### What the task asks
Look through the data below and return each line where "JSON" appears.

══ Input rows

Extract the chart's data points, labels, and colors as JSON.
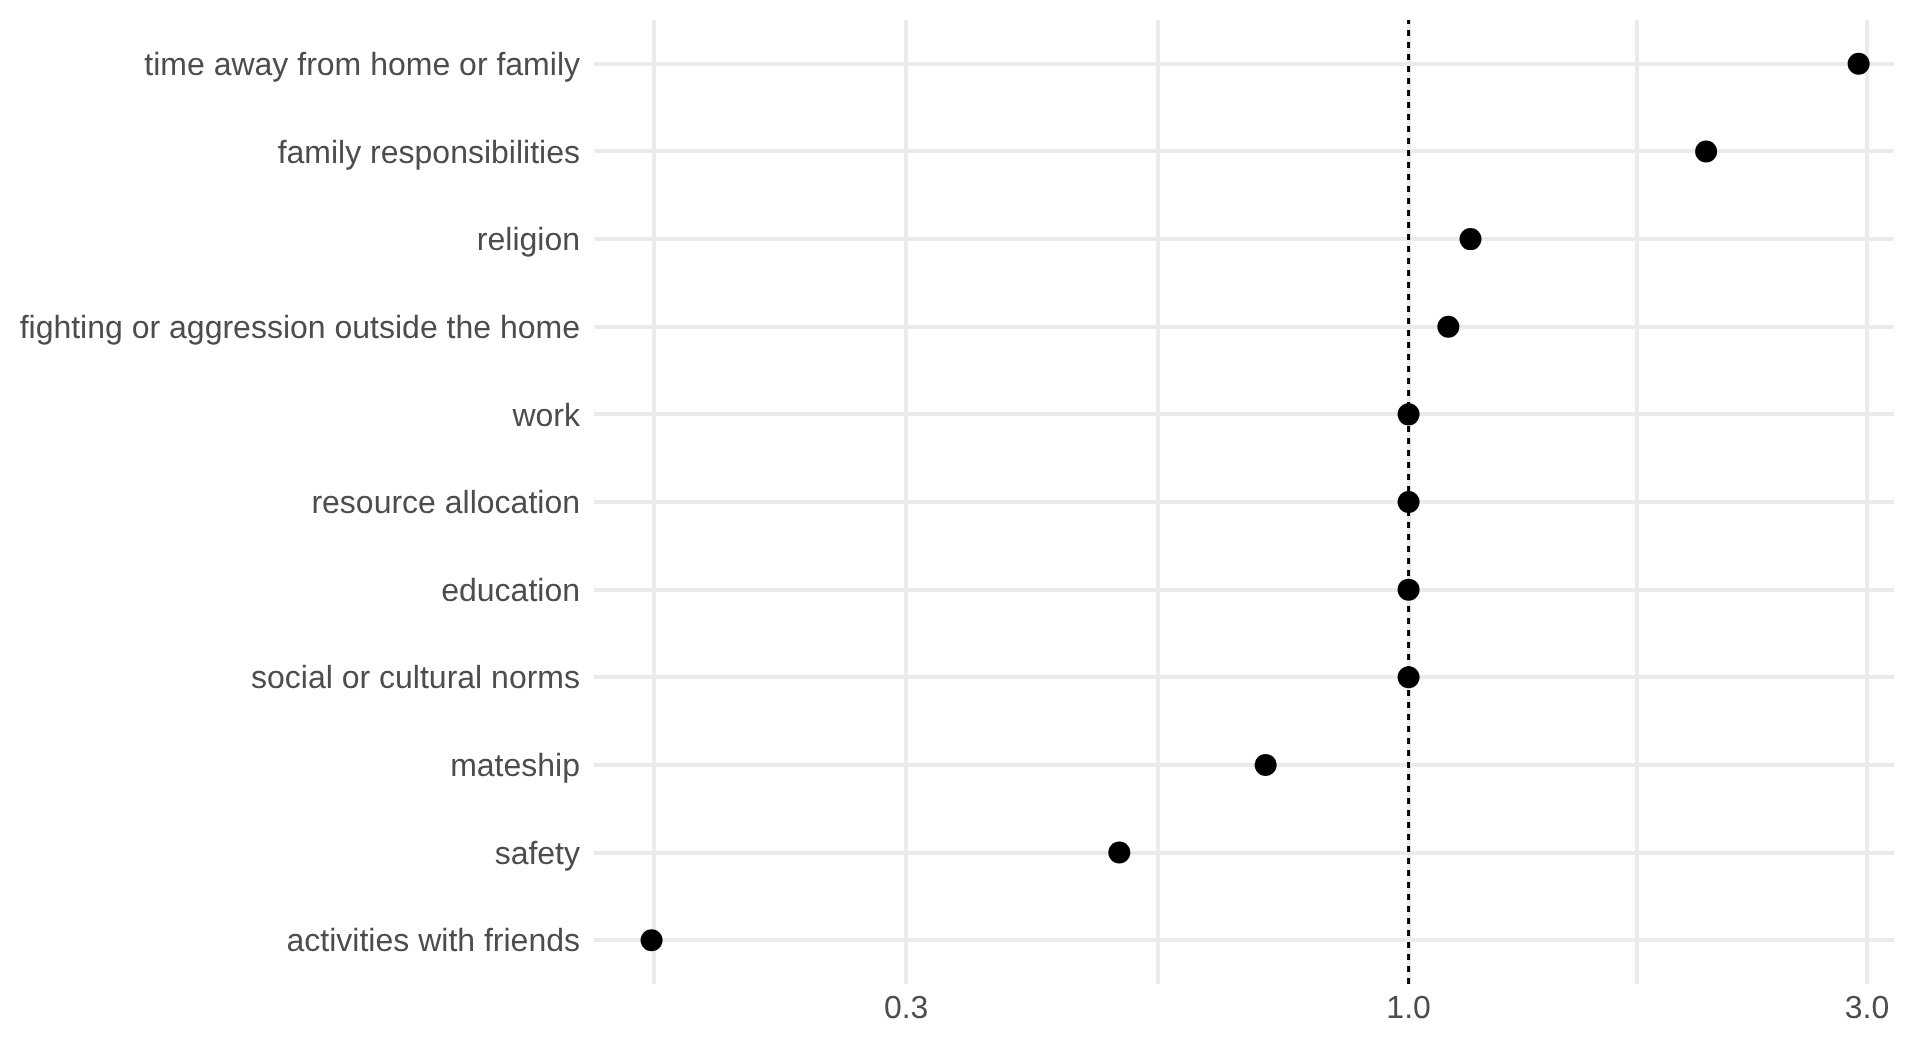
{
  "chart_data": {
    "type": "scatter",
    "orientation": "horizontal",
    "log": "x",
    "categories": [
      "time away from home or family",
      "family responsibilities",
      "religion",
      "fighting or aggression outside the home",
      "work",
      "resource allocation",
      "education",
      "social or cultural norms",
      "mateship",
      "safety",
      "activities with friends"
    ],
    "values": [
      2.94,
      2.04,
      1.16,
      1.1,
      1.0,
      1.0,
      1.0,
      1.0,
      0.71,
      0.5,
      0.163
    ],
    "color": "#000000",
    "marker": "circle",
    "xlim": [
      0.142,
      3.2
    ],
    "xticks": [
      {
        "value": 0.164,
        "label": null
      },
      0.3,
      {
        "value": 0.548,
        "label": null
      },
      {
        "value": 1.0,
        "label": "1.0"
      },
      {
        "value": 1.73,
        "label": null
      },
      {
        "value": 3.0,
        "label": "3.0"
      }
    ],
    "grid": true,
    "ref_lines": [
      {
        "axis": "x",
        "value": 1.0,
        "label": null,
        "color": "#000000",
        "line_style": "dotted"
      }
    ]
  }
}
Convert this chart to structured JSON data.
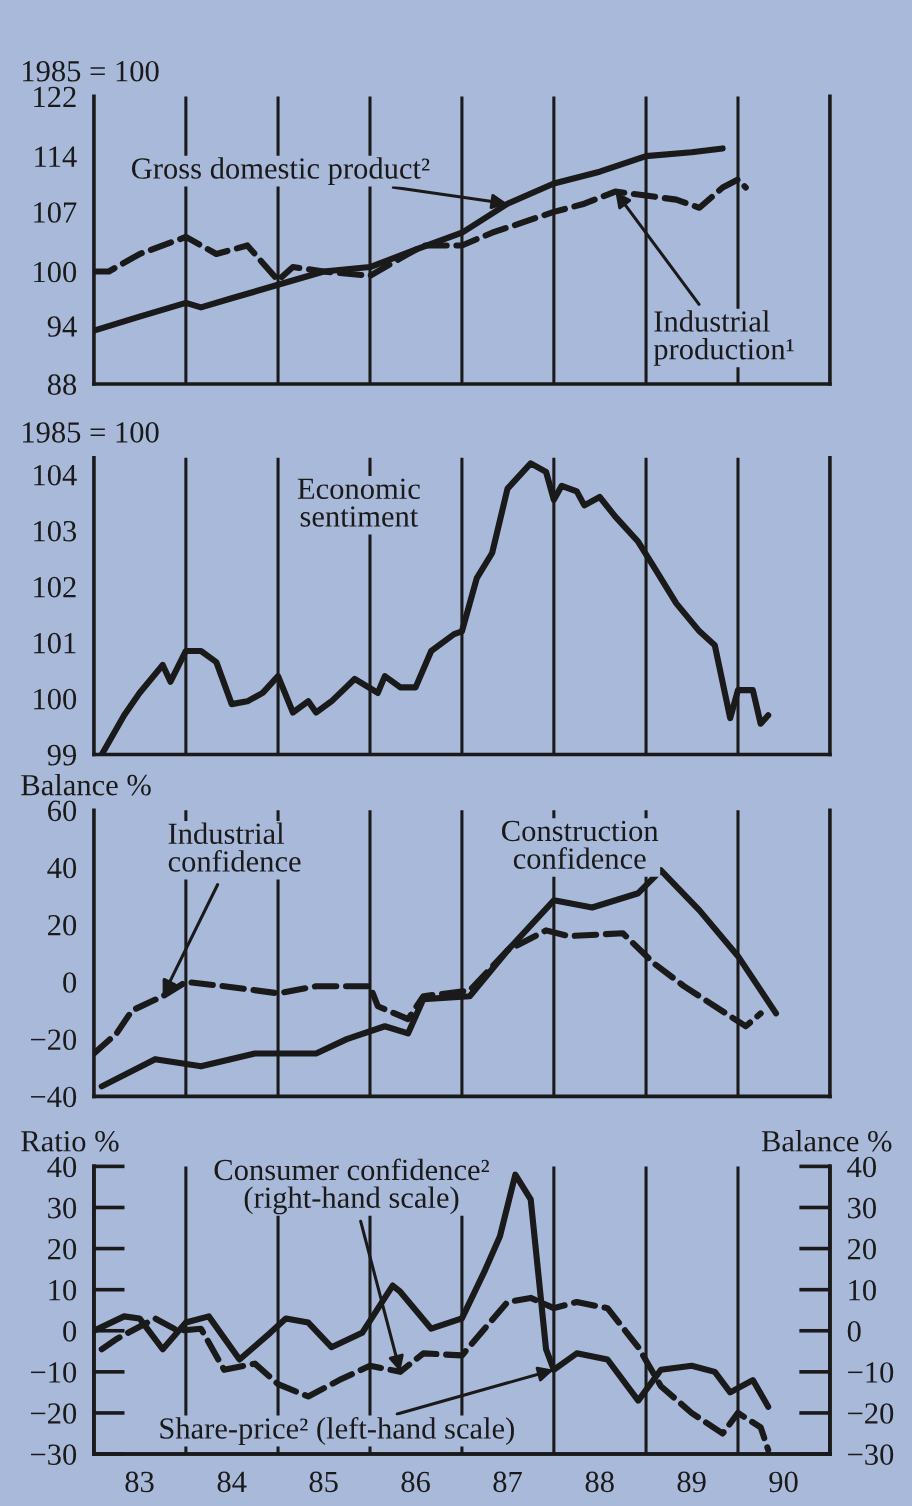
{
  "chart_data": [
    {
      "type": "line",
      "ylabel": "1985 = 100",
      "log": "y",
      "xlim": [
        "1983-01",
        "1991-01"
      ],
      "ylim": [
        88,
        122
      ],
      "yticks": [
        88,
        94,
        100,
        107,
        114,
        122
      ],
      "tick_labels": "y",
      "ref_lines": [
        {
          "axis": "x",
          "value": "1984-01",
          "color": "#1a1a1a"
        },
        {
          "axis": "x",
          "value": "1985-01",
          "color": "#1a1a1a"
        },
        {
          "axis": "x",
          "value": "1986-01",
          "color": "#1a1a1a"
        },
        {
          "axis": "x",
          "value": "1987-01",
          "color": "#1a1a1a"
        },
        {
          "axis": "x",
          "value": "1988-01",
          "color": "#1a1a1a"
        },
        {
          "axis": "x",
          "value": "1989-01",
          "color": "#1a1a1a"
        },
        {
          "axis": "x",
          "value": "1990-01",
          "color": "#1a1a1a"
        }
      ],
      "series": [
        {
          "name": "Gross domestic product²",
          "color": "#1a1a1a",
          "line_style": "solid",
          "x": [
            "1983-01",
            "1983-07",
            "1984-01",
            "1984-03",
            "1984-07",
            "1985-01",
            "1985-07",
            "1986-01",
            "1986-07",
            "1987-01",
            "1987-07",
            "1988-01",
            "1988-07",
            "1989-01",
            "1989-07",
            "1989-11"
          ],
          "values": [
            93.5,
            95,
            96.5,
            96,
            97,
            98.5,
            100,
            100.5,
            102.5,
            104.5,
            108,
            110.5,
            112,
            114,
            114.5,
            115
          ]
        },
        {
          "name": "Industrial\nproduction¹",
          "color": "#1a1a1a",
          "line_style": "dashed",
          "x": [
            "1983-01",
            "1983-03",
            "1983-07",
            "1984-01",
            "1984-05",
            "1984-09",
            "1985-01",
            "1985-03",
            "1985-07",
            "1986-01",
            "1986-05",
            "1986-08",
            "1987-01",
            "1987-05",
            "1988-01",
            "1988-05",
            "1988-09",
            "1989-01",
            "1989-05",
            "1989-08",
            "1989-11",
            "1990-01",
            "1990-02"
          ],
          "values": [
            100,
            100,
            102,
            104,
            102,
            103,
            99,
            100.5,
            100,
            99.5,
            101.5,
            103,
            103,
            104.5,
            107,
            108,
            109.5,
            109,
            108.5,
            107.5,
            110,
            111,
            110
          ]
        }
      ]
    },
    {
      "type": "line",
      "ylabel": "1985 = 100",
      "xlim": [
        "1983-01",
        "1991-01"
      ],
      "ylim": [
        99,
        104.3
      ],
      "yticks": [
        99,
        100,
        101,
        102,
        103,
        104
      ],
      "tick_labels": "y",
      "ref_lines": [
        {
          "axis": "x",
          "value": "1984-01",
          "color": "#1a1a1a"
        },
        {
          "axis": "x",
          "value": "1985-01",
          "color": "#1a1a1a"
        },
        {
          "axis": "x",
          "value": "1986-01",
          "color": "#1a1a1a"
        },
        {
          "axis": "x",
          "value": "1987-01",
          "color": "#1a1a1a"
        },
        {
          "axis": "x",
          "value": "1988-01",
          "color": "#1a1a1a"
        },
        {
          "axis": "x",
          "value": "1989-01",
          "color": "#1a1a1a"
        },
        {
          "axis": "x",
          "value": "1990-01",
          "color": "#1a1a1a"
        }
      ],
      "series": [
        {
          "name": "Economic\nsentiment",
          "color": "#1a1a1a",
          "line_style": "solid",
          "x": [
            "1983-02",
            "1983-05",
            "1983-07",
            "1983-10",
            "1983-11",
            "1984-01",
            "1984-03",
            "1984-05",
            "1984-07",
            "1984-09",
            "1984-11",
            "1985-01",
            "1985-03",
            "1985-05",
            "1985-06",
            "1985-08",
            "1985-11",
            "1986-02",
            "1986-03",
            "1986-05",
            "1986-07",
            "1986-09",
            "1986-12",
            "1987-01",
            "1987-03",
            "1987-05",
            "1987-07",
            "1987-10",
            "1987-12",
            "1988-01",
            "1988-02",
            "1988-04",
            "1988-05",
            "1988-07",
            "1988-09",
            "1988-12",
            "1989-02",
            "1989-05",
            "1989-08",
            "1989-10",
            "1989-12",
            "1990-01",
            "1990-03",
            "1990-04",
            "1990-05"
          ],
          "values": [
            99.0,
            99.7,
            100.1,
            100.6,
            100.3,
            100.85,
            100.85,
            100.65,
            99.9,
            99.95,
            100.1,
            100.4,
            99.75,
            99.95,
            99.75,
            99.95,
            100.35,
            100.1,
            100.4,
            100.2,
            100.2,
            100.85,
            101.15,
            101.2,
            102.15,
            102.6,
            103.75,
            104.2,
            104.05,
            103.55,
            103.8,
            103.7,
            103.45,
            103.6,
            103.25,
            102.8,
            102.35,
            101.7,
            101.2,
            100.95,
            99.65,
            100.15,
            100.15,
            99.55,
            99.7
          ]
        }
      ]
    },
    {
      "type": "line",
      "ylabel": "Balance %",
      "xlim": [
        "1983-01",
        "1991-01"
      ],
      "ylim": [
        -40,
        60
      ],
      "yticks": [
        -40,
        -20,
        0,
        20,
        40,
        60
      ],
      "tick_labels": "y",
      "ref_lines": [
        {
          "axis": "x",
          "value": "1984-01",
          "color": "#1a1a1a"
        },
        {
          "axis": "x",
          "value": "1985-01",
          "color": "#1a1a1a"
        },
        {
          "axis": "x",
          "value": "1986-01",
          "color": "#1a1a1a"
        },
        {
          "axis": "x",
          "value": "1987-01",
          "color": "#1a1a1a"
        },
        {
          "axis": "x",
          "value": "1988-01",
          "color": "#1a1a1a"
        },
        {
          "axis": "x",
          "value": "1989-01",
          "color": "#1a1a1a"
        },
        {
          "axis": "x",
          "value": "1990-01",
          "color": "#1a1a1a"
        }
      ],
      "series": [
        {
          "name": "Industrial\nconfidence",
          "color": "#1a1a1a",
          "line_style": "dashed",
          "x": [
            "1983-01",
            "1983-04",
            "1983-06",
            "1983-10",
            "1984-01",
            "1984-06",
            "1985-01",
            "1985-06",
            "1986-01",
            "1986-02",
            "1986-06",
            "1986-08",
            "1987-02",
            "1987-07",
            "1987-12",
            "1988-03",
            "1988-10",
            "1989-02",
            "1989-06",
            "1989-12",
            "1990-02",
            "1990-04"
          ],
          "values": [
            -25,
            -18,
            -10,
            -5,
            0,
            -1.5,
            -4,
            -1.5,
            -1.5,
            -8.5,
            -13,
            -5,
            -3,
            11,
            18,
            16,
            17,
            6.5,
            -1.5,
            -12,
            -15.5,
            -11
          ]
        },
        {
          "name": "Construction\nconfidence",
          "color": "#1a1a1a",
          "line_style": "solid",
          "x": [
            "1983-02",
            "1983-09",
            "1984-03",
            "1984-10",
            "1985-06",
            "1985-10",
            "1986-03",
            "1986-06",
            "1986-08",
            "1987-02",
            "1987-07",
            "1988-01",
            "1988-06",
            "1988-12",
            "1989-03",
            "1989-08",
            "1990-01",
            "1990-06"
          ],
          "values": [
            -36.5,
            -27,
            -29.5,
            -25,
            -25,
            -20,
            -15.5,
            -18,
            -6,
            -5,
            11,
            28.5,
            26,
            31,
            39,
            25,
            9,
            -11
          ]
        }
      ]
    },
    {
      "type": "line",
      "ylabel": "Ratio %",
      "y2label": "Balance %",
      "xlim": [
        "1983-01",
        "1991-01"
      ],
      "ylim": [
        -30,
        40
      ],
      "yticks": [
        -30,
        -20,
        -10,
        0,
        10,
        20,
        30,
        40
      ],
      "y2lim": [
        -30,
        40
      ],
      "y2ticks": [
        -30,
        -20,
        -10,
        0,
        10,
        20,
        30,
        40
      ],
      "xticks": [
        {
          "value": "1983-07",
          "label": "83"
        },
        {
          "value": "1984-07",
          "label": "84"
        },
        {
          "value": "1985-07",
          "label": "85"
        },
        {
          "value": "1986-07",
          "label": "86"
        },
        {
          "value": "1987-07",
          "label": "87"
        },
        {
          "value": "1988-07",
          "label": "88"
        },
        {
          "value": "1989-07",
          "label": "89"
        },
        {
          "value": "1990-07",
          "label": "90"
        }
      ],
      "ref_lines": [
        {
          "axis": "x",
          "value": "1984-01",
          "color": "#1a1a1a"
        },
        {
          "axis": "x",
          "value": "1985-01",
          "color": "#1a1a1a"
        },
        {
          "axis": "x",
          "value": "1986-01",
          "color": "#1a1a1a"
        },
        {
          "axis": "x",
          "value": "1987-01",
          "color": "#1a1a1a"
        },
        {
          "axis": "x",
          "value": "1988-01",
          "color": "#1a1a1a"
        },
        {
          "axis": "x",
          "value": "1989-01",
          "color": "#1a1a1a"
        },
        {
          "axis": "x",
          "value": "1990-01",
          "color": "#1a1a1a"
        }
      ],
      "series": [
        {
          "name": "Consumer confidence²\n(right-hand scale)",
          "axis": "y2",
          "color": "#1a1a1a",
          "line_style": "dashed",
          "x": [
            "1983-02",
            "1983-04",
            "1983-09",
            "1983-12",
            "1984-03",
            "1984-06",
            "1984-10",
            "1985-01",
            "1985-05",
            "1985-09",
            "1986-01",
            "1986-05",
            "1986-08",
            "1987-01",
            "1987-04",
            "1987-07",
            "1987-10",
            "1988-01",
            "1988-04",
            "1988-08",
            "1988-12",
            "1989-03",
            "1989-07",
            "1989-11",
            "1990-01",
            "1990-04",
            "1990-05"
          ],
          "values": [
            -4.5,
            -2,
            3,
            0,
            0.5,
            -9.5,
            -8,
            -13,
            -16,
            -12,
            -8.5,
            -10,
            -5.5,
            -6,
            0.5,
            7,
            8,
            5.5,
            7,
            5.5,
            -4,
            -13.5,
            -20,
            -25,
            -20,
            -23.5,
            -29
          ]
        },
        {
          "name": "Share-price² (left-hand scale)",
          "color": "#1a1a1a",
          "line_style": "solid",
          "x": [
            "1983-01",
            "1983-05",
            "1983-07",
            "1983-10",
            "1984-01",
            "1984-04",
            "1984-08",
            "1984-12",
            "1985-02",
            "1985-05",
            "1985-08",
            "1985-12",
            "1986-04",
            "1986-05",
            "1986-09",
            "1987-01",
            "1987-04",
            "1987-06",
            "1987-08",
            "1987-10",
            "1987-12",
            "1988-01",
            "1988-04",
            "1988-08",
            "1988-12",
            "1989-03",
            "1989-07",
            "1989-10",
            "1989-12",
            "1990-03",
            "1990-05"
          ],
          "values": [
            0,
            3.5,
            3,
            -4.5,
            2,
            3.5,
            -7,
            -0.5,
            3,
            2,
            -4,
            -0.5,
            11,
            9.5,
            0.5,
            3,
            14.5,
            23,
            38,
            32,
            -4.5,
            -9.5,
            -5.5,
            -7,
            -17,
            -9.5,
            -8.5,
            -10,
            -15,
            -12,
            -18.5
          ]
        }
      ]
    }
  ]
}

════

### Full response
Extract the chart's data points, labels, and colors as JSON.
Convert this chart to structured JSON data.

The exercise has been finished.